[start Dataset records]

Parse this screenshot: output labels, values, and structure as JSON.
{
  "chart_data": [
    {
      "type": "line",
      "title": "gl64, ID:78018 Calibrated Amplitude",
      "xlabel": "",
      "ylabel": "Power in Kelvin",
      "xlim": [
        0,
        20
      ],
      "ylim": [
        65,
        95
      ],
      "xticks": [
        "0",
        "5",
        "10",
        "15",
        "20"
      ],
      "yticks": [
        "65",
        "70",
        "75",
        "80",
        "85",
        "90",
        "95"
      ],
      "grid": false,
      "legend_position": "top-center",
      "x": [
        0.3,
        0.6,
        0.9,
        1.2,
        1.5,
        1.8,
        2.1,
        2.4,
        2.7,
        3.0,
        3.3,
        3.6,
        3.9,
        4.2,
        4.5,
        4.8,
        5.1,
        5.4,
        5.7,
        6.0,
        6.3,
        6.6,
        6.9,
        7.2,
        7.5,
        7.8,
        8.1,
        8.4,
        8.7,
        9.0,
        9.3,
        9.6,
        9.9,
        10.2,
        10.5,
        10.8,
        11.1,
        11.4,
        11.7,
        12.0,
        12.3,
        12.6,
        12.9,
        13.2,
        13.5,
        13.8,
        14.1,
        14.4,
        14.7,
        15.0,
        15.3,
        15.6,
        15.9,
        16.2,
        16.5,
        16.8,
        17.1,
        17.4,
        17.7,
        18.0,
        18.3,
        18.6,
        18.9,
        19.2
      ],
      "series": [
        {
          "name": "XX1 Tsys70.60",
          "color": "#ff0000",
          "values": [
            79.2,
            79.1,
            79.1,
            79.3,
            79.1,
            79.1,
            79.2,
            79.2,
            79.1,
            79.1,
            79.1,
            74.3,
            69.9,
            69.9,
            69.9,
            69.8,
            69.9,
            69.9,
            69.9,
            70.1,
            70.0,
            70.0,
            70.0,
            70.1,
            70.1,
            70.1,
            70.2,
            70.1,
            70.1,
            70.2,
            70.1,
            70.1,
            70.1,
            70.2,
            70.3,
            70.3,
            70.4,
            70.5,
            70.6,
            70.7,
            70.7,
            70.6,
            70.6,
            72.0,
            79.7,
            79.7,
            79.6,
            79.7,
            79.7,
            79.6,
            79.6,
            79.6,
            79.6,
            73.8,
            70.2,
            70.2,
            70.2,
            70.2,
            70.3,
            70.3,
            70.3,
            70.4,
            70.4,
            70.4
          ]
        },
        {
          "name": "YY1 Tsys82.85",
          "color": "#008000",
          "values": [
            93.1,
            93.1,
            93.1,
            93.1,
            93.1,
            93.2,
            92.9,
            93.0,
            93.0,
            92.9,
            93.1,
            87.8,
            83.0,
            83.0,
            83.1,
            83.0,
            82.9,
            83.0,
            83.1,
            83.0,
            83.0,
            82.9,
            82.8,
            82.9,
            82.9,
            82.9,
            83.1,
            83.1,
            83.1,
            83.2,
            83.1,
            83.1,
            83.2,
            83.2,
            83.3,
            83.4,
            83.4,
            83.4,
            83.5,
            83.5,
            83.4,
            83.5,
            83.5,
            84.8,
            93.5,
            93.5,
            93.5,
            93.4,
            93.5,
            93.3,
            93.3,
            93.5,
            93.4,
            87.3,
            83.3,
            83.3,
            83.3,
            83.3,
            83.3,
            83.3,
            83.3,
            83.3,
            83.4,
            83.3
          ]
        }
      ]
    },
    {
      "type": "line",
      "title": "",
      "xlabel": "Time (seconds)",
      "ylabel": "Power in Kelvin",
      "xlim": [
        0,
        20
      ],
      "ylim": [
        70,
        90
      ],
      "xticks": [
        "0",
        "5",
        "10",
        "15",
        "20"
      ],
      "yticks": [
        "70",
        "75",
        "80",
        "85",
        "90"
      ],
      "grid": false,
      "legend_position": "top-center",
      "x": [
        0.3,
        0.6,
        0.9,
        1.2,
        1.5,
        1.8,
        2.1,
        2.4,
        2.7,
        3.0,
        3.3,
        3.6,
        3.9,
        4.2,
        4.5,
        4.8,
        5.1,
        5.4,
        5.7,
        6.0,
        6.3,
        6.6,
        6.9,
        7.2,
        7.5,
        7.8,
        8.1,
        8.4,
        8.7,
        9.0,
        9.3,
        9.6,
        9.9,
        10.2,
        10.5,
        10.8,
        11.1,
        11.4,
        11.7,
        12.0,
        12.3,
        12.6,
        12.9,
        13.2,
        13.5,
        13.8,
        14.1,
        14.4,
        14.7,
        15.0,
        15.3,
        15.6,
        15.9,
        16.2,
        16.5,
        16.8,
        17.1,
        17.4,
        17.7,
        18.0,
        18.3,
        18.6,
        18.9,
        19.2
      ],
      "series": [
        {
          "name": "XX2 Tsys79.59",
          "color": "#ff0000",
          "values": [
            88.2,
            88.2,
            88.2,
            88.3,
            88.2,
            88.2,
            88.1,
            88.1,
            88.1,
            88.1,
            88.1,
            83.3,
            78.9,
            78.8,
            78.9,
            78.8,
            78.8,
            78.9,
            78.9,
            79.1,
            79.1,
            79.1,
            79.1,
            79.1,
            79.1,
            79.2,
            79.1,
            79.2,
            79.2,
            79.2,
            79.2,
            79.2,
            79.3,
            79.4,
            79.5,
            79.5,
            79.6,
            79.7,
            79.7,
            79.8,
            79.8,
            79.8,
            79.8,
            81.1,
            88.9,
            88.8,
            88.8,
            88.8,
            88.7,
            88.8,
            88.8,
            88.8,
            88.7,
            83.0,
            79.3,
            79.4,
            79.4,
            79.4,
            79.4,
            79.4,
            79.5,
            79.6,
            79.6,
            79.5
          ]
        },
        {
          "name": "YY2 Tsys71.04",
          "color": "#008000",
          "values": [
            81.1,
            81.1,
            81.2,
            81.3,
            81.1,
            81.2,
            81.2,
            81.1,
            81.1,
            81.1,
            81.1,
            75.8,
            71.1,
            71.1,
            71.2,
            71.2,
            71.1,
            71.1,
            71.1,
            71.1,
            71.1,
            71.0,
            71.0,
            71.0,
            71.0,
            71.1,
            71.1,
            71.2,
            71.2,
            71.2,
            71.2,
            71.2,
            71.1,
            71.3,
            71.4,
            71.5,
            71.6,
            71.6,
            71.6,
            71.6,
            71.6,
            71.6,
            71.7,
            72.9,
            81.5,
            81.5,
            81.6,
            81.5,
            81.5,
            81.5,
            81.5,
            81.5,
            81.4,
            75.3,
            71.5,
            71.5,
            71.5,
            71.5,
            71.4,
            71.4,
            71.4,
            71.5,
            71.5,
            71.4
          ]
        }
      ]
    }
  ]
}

[end Dataset records]

(What to do) Output each record exactly, leaving nothing out.

(Written answer)
Parse this screenshot: output labels, values, and structure as JSON.
{
  "chart_data": [
    {
      "type": "line",
      "title": "gl64, ID:78018 Calibrated Amplitude",
      "xlabel": "",
      "ylabel": "Power in Kelvin",
      "xlim": [
        0,
        20
      ],
      "ylim": [
        65,
        95
      ],
      "xticks": [
        "0",
        "5",
        "10",
        "15",
        "20"
      ],
      "yticks": [
        "65",
        "70",
        "75",
        "80",
        "85",
        "90",
        "95"
      ],
      "grid": false,
      "legend_position": "top-center",
      "x": [
        0.3,
        0.6,
        0.9,
        1.2,
        1.5,
        1.8,
        2.1,
        2.4,
        2.7,
        3.0,
        3.3,
        3.6,
        3.9,
        4.2,
        4.5,
        4.8,
        5.1,
        5.4,
        5.7,
        6.0,
        6.3,
        6.6,
        6.9,
        7.2,
        7.5,
        7.8,
        8.1,
        8.4,
        8.7,
        9.0,
        9.3,
        9.6,
        9.9,
        10.2,
        10.5,
        10.8,
        11.1,
        11.4,
        11.7,
        12.0,
        12.3,
        12.6,
        12.9,
        13.2,
        13.5,
        13.8,
        14.1,
        14.4,
        14.7,
        15.0,
        15.3,
        15.6,
        15.9,
        16.2,
        16.5,
        16.8,
        17.1,
        17.4,
        17.7,
        18.0,
        18.3,
        18.6,
        18.9,
        19.2
      ],
      "series": [
        {
          "name": "XX1 Tsys70.60",
          "color": "#ff0000",
          "values": [
            79.2,
            79.1,
            79.1,
            79.3,
            79.1,
            79.1,
            79.2,
            79.2,
            79.1,
            79.1,
            79.1,
            74.3,
            69.9,
            69.9,
            69.9,
            69.8,
            69.9,
            69.9,
            69.9,
            70.1,
            70.0,
            70.0,
            70.0,
            70.1,
            70.1,
            70.1,
            70.2,
            70.1,
            70.1,
            70.2,
            70.1,
            70.1,
            70.1,
            70.2,
            70.3,
            70.3,
            70.4,
            70.5,
            70.6,
            70.7,
            70.7,
            70.6,
            70.6,
            72.0,
            79.7,
            79.7,
            79.6,
            79.7,
            79.7,
            79.6,
            79.6,
            79.6,
            79.6,
            73.8,
            70.2,
            70.2,
            70.2,
            70.2,
            70.3,
            70.3,
            70.3,
            70.4,
            70.4,
            70.4
          ]
        },
        {
          "name": "YY1 Tsys82.85",
          "color": "#008000",
          "values": [
            93.1,
            93.1,
            93.1,
            93.1,
            93.1,
            93.2,
            92.9,
            93.0,
            93.0,
            92.9,
            93.1,
            87.8,
            83.0,
            83.0,
            83.1,
            83.0,
            82.9,
            83.0,
            83.1,
            83.0,
            83.0,
            82.9,
            82.8,
            82.9,
            82.9,
            82.9,
            83.1,
            83.1,
            83.1,
            83.2,
            83.1,
            83.1,
            83.2,
            83.2,
            83.3,
            83.4,
            83.4,
            83.4,
            83.5,
            83.5,
            83.4,
            83.5,
            83.5,
            84.8,
            93.5,
            93.5,
            93.5,
            93.4,
            93.5,
            93.3,
            93.3,
            93.5,
            93.4,
            87.3,
            83.3,
            83.3,
            83.3,
            83.3,
            83.3,
            83.3,
            83.3,
            83.3,
            83.4,
            83.3
          ]
        }
      ]
    },
    {
      "type": "line",
      "title": "",
      "xlabel": "Time (seconds)",
      "ylabel": "Power in Kelvin",
      "xlim": [
        0,
        20
      ],
      "ylim": [
        70,
        90
      ],
      "xticks": [
        "0",
        "5",
        "10",
        "15",
        "20"
      ],
      "yticks": [
        "70",
        "75",
        "80",
        "85",
        "90"
      ],
      "grid": false,
      "legend_position": "top-center",
      "x": [
        0.3,
        0.6,
        0.9,
        1.2,
        1.5,
        1.8,
        2.1,
        2.4,
        2.7,
        3.0,
        3.3,
        3.6,
        3.9,
        4.2,
        4.5,
        4.8,
        5.1,
        5.4,
        5.7,
        6.0,
        6.3,
        6.6,
        6.9,
        7.2,
        7.5,
        7.8,
        8.1,
        8.4,
        8.7,
        9.0,
        9.3,
        9.6,
        9.9,
        10.2,
        10.5,
        10.8,
        11.1,
        11.4,
        11.7,
        12.0,
        12.3,
        12.6,
        12.9,
        13.2,
        13.5,
        13.8,
        14.1,
        14.4,
        14.7,
        15.0,
        15.3,
        15.6,
        15.9,
        16.2,
        16.5,
        16.8,
        17.1,
        17.4,
        17.7,
        18.0,
        18.3,
        18.6,
        18.9,
        19.2
      ],
      "series": [
        {
          "name": "XX2 Tsys79.59",
          "color": "#ff0000",
          "values": [
            88.2,
            88.2,
            88.2,
            88.3,
            88.2,
            88.2,
            88.1,
            88.1,
            88.1,
            88.1,
            88.1,
            83.3,
            78.9,
            78.8,
            78.9,
            78.8,
            78.8,
            78.9,
            78.9,
            79.1,
            79.1,
            79.1,
            79.1,
            79.1,
            79.1,
            79.2,
            79.1,
            79.2,
            79.2,
            79.2,
            79.2,
            79.2,
            79.3,
            79.4,
            79.5,
            79.5,
            79.6,
            79.7,
            79.7,
            79.8,
            79.8,
            79.8,
            79.8,
            81.1,
            88.9,
            88.8,
            88.8,
            88.8,
            88.7,
            88.8,
            88.8,
            88.8,
            88.7,
            83.0,
            79.3,
            79.4,
            79.4,
            79.4,
            79.4,
            79.4,
            79.5,
            79.6,
            79.6,
            79.5
          ]
        },
        {
          "name": "YY2 Tsys71.04",
          "color": "#008000",
          "values": [
            81.1,
            81.1,
            81.2,
            81.3,
            81.1,
            81.2,
            81.2,
            81.1,
            81.1,
            81.1,
            81.1,
            75.8,
            71.1,
            71.1,
            71.2,
            71.2,
            71.1,
            71.1,
            71.1,
            71.1,
            71.1,
            71.0,
            71.0,
            71.0,
            71.0,
            71.1,
            71.1,
            71.2,
            71.2,
            71.2,
            71.2,
            71.2,
            71.1,
            71.3,
            71.4,
            71.5,
            71.6,
            71.6,
            71.6,
            71.6,
            71.6,
            71.6,
            71.7,
            72.9,
            81.5,
            81.5,
            81.6,
            81.5,
            81.5,
            81.5,
            81.5,
            81.5,
            81.4,
            75.3,
            71.5,
            71.5,
            71.5,
            71.5,
            71.4,
            71.4,
            71.4,
            71.5,
            71.5,
            71.4
          ]
        }
      ]
    }
  ]
}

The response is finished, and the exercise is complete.